(Extracted data entries)

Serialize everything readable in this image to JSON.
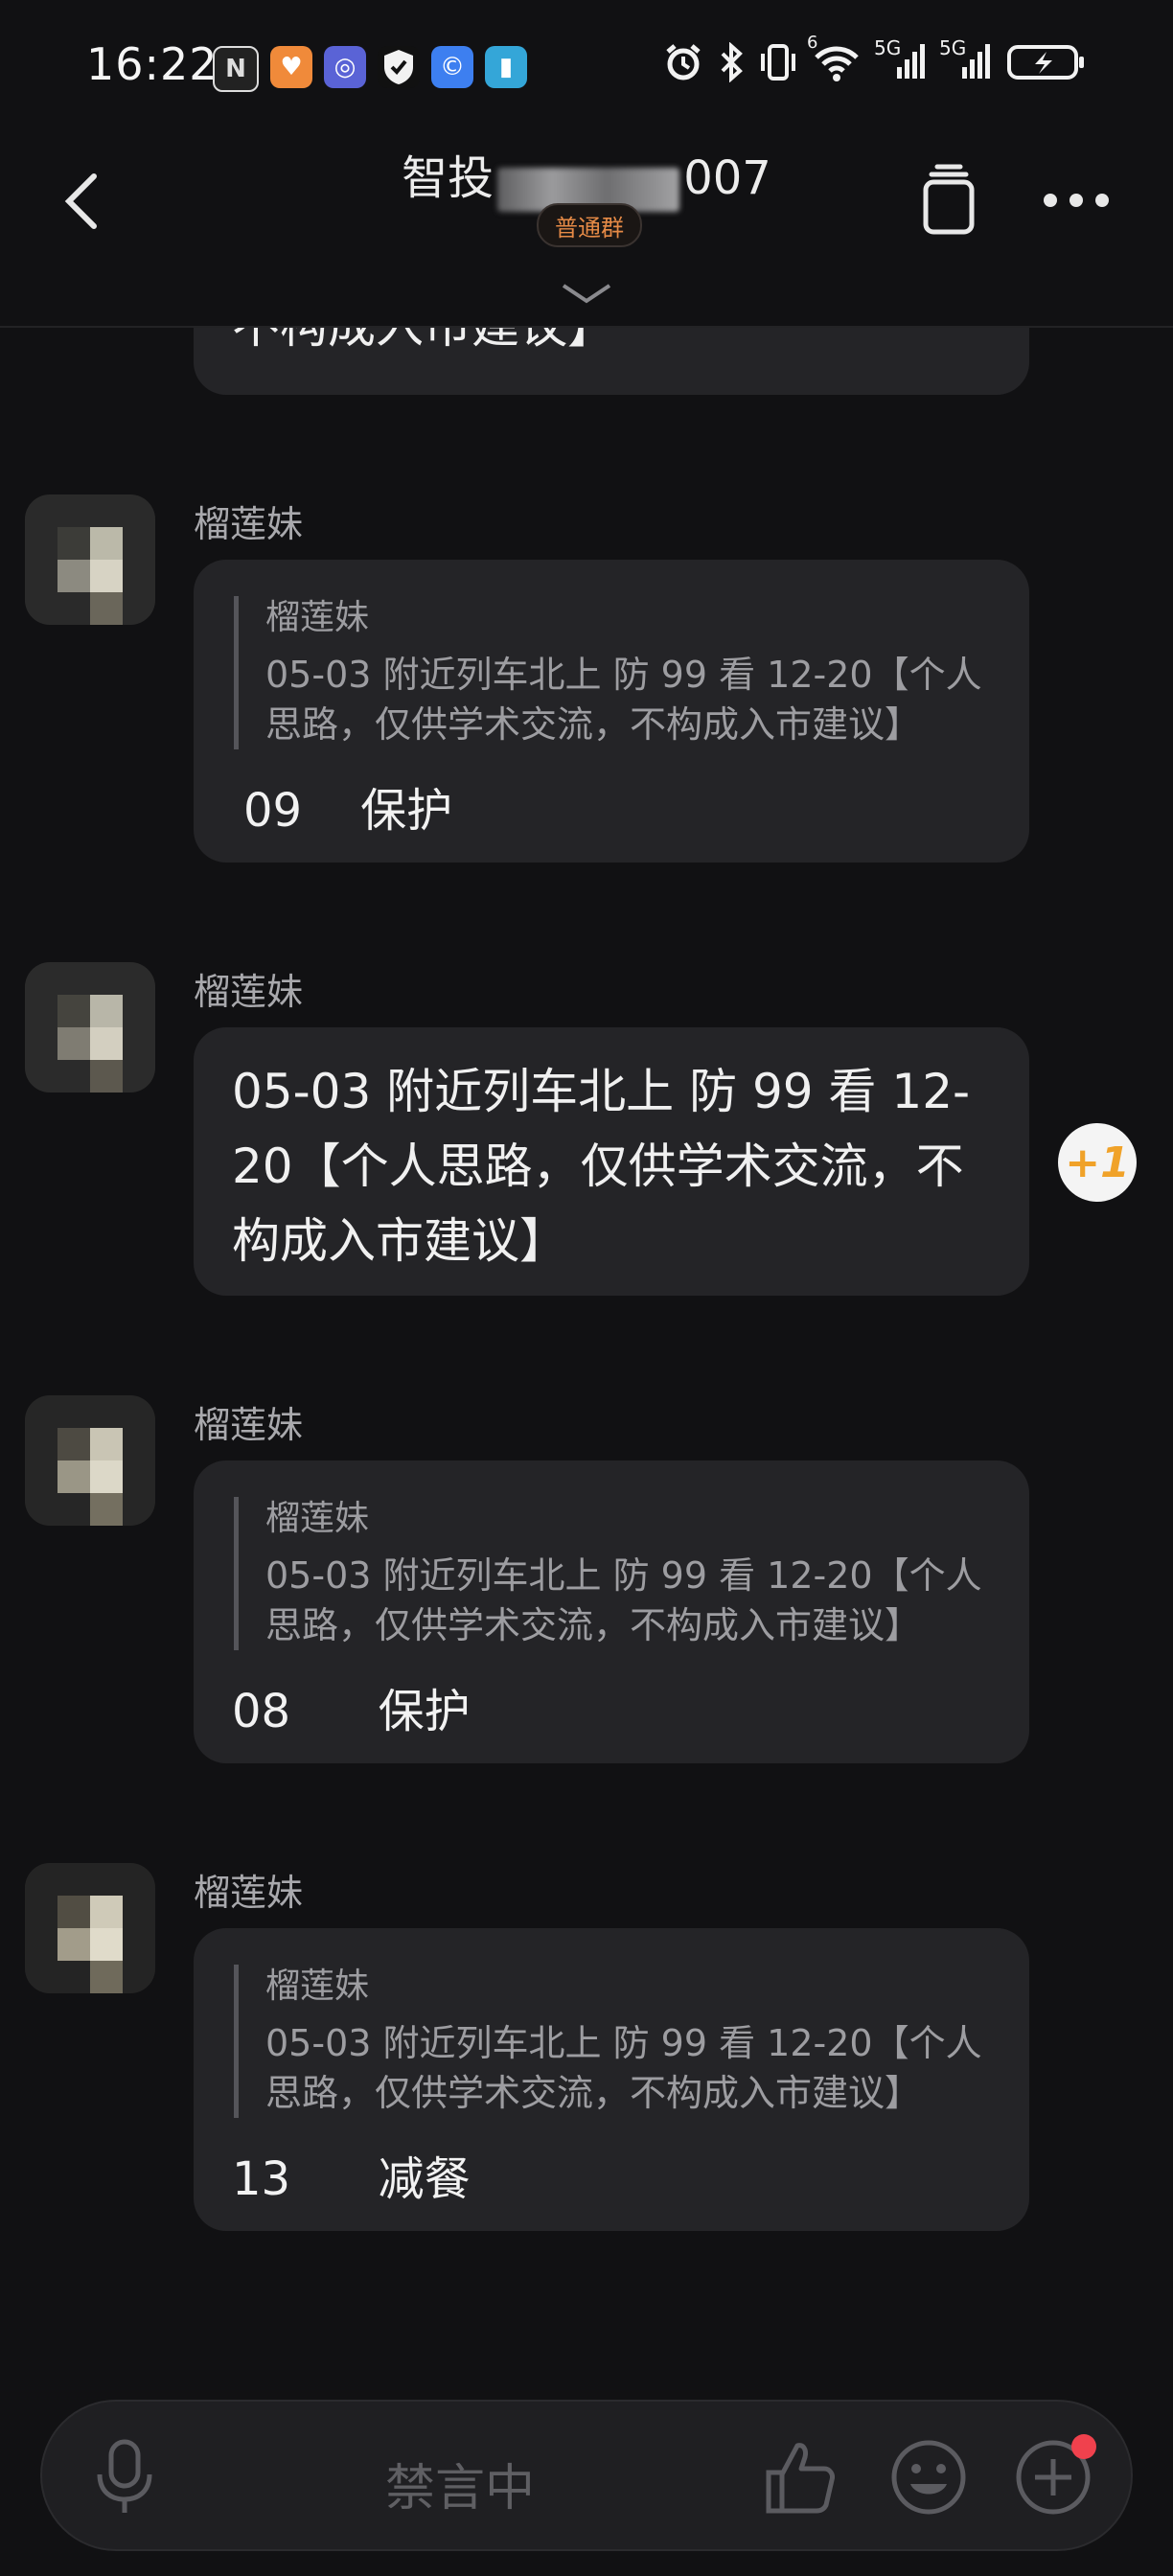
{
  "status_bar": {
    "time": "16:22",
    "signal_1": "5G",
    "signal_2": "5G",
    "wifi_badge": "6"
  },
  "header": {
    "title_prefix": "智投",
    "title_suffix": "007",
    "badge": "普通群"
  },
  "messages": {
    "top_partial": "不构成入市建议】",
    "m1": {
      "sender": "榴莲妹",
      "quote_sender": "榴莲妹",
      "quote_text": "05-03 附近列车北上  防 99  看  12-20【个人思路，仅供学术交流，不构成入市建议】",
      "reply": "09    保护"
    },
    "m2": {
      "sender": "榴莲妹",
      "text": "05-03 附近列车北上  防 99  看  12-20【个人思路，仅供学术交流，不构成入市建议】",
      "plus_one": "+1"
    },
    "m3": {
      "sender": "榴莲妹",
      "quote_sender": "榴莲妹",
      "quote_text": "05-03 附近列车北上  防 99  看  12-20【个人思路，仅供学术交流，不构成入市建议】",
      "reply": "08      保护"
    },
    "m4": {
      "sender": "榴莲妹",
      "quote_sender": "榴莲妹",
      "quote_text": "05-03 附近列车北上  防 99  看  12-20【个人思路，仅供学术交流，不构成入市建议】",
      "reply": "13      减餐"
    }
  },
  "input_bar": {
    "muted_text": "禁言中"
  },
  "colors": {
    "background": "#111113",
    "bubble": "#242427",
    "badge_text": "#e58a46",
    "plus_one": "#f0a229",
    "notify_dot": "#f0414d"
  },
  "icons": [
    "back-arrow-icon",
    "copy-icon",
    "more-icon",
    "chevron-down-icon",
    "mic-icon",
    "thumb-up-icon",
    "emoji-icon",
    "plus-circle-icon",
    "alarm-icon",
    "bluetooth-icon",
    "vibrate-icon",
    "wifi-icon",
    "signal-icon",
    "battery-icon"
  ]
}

---

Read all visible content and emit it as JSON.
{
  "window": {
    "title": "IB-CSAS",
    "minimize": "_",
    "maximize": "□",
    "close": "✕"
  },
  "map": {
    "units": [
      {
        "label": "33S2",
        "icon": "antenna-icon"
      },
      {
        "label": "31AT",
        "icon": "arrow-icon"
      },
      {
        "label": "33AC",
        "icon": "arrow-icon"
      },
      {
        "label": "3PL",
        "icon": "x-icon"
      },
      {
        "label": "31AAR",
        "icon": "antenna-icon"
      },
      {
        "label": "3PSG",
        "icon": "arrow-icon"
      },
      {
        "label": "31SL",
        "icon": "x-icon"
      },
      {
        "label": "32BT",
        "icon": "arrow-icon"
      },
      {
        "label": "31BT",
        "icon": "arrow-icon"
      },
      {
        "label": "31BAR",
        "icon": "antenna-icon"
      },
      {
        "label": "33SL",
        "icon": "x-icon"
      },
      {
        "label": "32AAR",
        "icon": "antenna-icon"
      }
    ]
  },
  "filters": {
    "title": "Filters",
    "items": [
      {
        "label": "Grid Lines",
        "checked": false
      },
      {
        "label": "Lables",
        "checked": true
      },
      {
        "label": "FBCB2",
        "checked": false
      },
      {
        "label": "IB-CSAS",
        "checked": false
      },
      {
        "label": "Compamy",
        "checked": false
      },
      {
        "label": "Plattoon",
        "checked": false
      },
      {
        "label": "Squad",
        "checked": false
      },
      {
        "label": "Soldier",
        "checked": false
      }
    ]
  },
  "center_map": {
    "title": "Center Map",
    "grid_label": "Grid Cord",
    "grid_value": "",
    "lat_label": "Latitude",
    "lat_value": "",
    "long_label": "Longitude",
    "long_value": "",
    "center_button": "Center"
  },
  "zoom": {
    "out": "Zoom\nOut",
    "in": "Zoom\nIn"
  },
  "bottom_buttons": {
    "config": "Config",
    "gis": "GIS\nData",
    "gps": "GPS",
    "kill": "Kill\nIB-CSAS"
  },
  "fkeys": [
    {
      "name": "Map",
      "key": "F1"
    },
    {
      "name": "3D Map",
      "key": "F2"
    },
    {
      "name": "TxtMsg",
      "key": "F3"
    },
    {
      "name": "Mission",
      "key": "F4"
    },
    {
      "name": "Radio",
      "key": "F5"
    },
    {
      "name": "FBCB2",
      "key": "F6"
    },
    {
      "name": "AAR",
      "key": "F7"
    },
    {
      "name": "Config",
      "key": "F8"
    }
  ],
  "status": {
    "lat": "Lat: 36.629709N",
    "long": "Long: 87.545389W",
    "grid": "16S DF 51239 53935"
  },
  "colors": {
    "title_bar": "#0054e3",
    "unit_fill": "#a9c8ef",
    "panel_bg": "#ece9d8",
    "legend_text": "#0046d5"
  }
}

--

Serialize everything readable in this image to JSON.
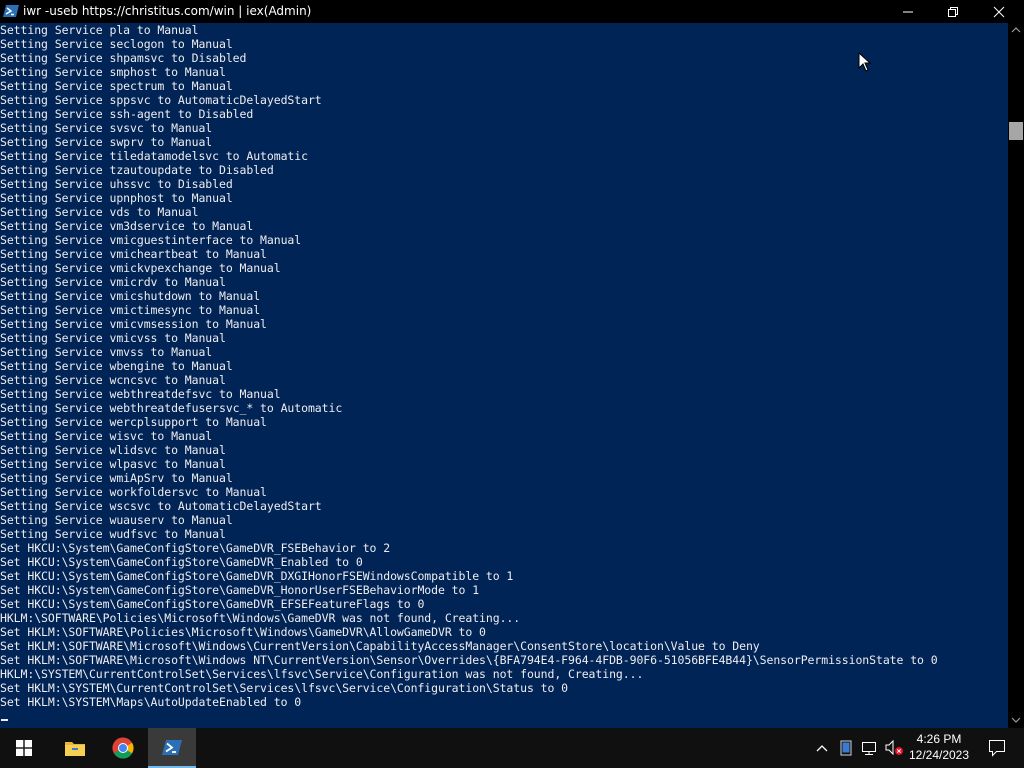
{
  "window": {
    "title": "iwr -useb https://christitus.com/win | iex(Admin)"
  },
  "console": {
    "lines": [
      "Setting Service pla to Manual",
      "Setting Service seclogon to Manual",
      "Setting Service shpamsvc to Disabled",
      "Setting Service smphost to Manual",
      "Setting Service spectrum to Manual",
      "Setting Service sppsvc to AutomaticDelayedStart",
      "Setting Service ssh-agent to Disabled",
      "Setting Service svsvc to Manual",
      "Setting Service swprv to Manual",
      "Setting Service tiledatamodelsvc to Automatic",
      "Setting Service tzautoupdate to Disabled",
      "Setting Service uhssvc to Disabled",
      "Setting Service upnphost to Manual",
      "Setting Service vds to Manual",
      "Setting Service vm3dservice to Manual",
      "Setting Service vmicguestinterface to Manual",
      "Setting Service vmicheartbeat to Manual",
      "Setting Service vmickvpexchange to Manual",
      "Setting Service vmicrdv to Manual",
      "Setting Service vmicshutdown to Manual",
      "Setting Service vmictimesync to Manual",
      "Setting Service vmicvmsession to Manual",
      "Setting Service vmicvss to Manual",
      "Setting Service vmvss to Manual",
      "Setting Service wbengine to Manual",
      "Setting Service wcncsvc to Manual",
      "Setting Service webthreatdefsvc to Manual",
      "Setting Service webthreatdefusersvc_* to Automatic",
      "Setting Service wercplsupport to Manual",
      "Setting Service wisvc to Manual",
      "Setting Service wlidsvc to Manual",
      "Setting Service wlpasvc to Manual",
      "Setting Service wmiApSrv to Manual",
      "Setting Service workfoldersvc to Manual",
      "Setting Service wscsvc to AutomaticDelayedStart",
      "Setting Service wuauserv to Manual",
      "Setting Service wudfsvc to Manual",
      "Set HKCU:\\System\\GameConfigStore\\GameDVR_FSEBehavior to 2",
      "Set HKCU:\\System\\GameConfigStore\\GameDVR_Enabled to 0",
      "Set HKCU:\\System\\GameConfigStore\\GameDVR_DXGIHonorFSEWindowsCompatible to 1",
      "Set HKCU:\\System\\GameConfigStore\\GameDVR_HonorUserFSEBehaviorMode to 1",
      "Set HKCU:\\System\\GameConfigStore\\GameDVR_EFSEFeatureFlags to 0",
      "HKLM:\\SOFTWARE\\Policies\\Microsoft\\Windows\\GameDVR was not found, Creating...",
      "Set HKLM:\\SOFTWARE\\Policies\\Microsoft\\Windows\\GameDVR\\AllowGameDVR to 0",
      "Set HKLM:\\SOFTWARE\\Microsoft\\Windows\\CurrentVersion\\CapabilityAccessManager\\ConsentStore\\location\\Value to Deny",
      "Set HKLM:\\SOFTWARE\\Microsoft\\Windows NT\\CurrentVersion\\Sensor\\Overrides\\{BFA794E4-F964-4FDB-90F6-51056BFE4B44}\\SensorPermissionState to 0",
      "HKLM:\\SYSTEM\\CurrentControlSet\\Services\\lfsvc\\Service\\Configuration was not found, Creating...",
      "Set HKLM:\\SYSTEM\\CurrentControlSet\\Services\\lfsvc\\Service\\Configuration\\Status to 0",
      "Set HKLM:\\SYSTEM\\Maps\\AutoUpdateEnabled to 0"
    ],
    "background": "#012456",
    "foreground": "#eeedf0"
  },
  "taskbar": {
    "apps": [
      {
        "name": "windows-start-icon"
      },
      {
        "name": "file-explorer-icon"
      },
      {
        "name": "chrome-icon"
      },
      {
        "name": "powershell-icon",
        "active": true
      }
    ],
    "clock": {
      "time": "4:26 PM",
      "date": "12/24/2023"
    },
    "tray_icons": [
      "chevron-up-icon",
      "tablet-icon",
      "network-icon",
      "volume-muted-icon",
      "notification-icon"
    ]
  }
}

TASK OBJECTIVE:
Track down every line of the material containing the string "Policies", and copy it.

EXERCISE RESULT:
      "HKLM:\\SOFTWARE\\Policies\\Microsoft\\Windows\\GameDVR was not found, Creating...",
      "Set HKLM:\\SOFTWARE\\Policies\\Microsoft\\Windows\\GameDVR\\AllowGameDVR to 0",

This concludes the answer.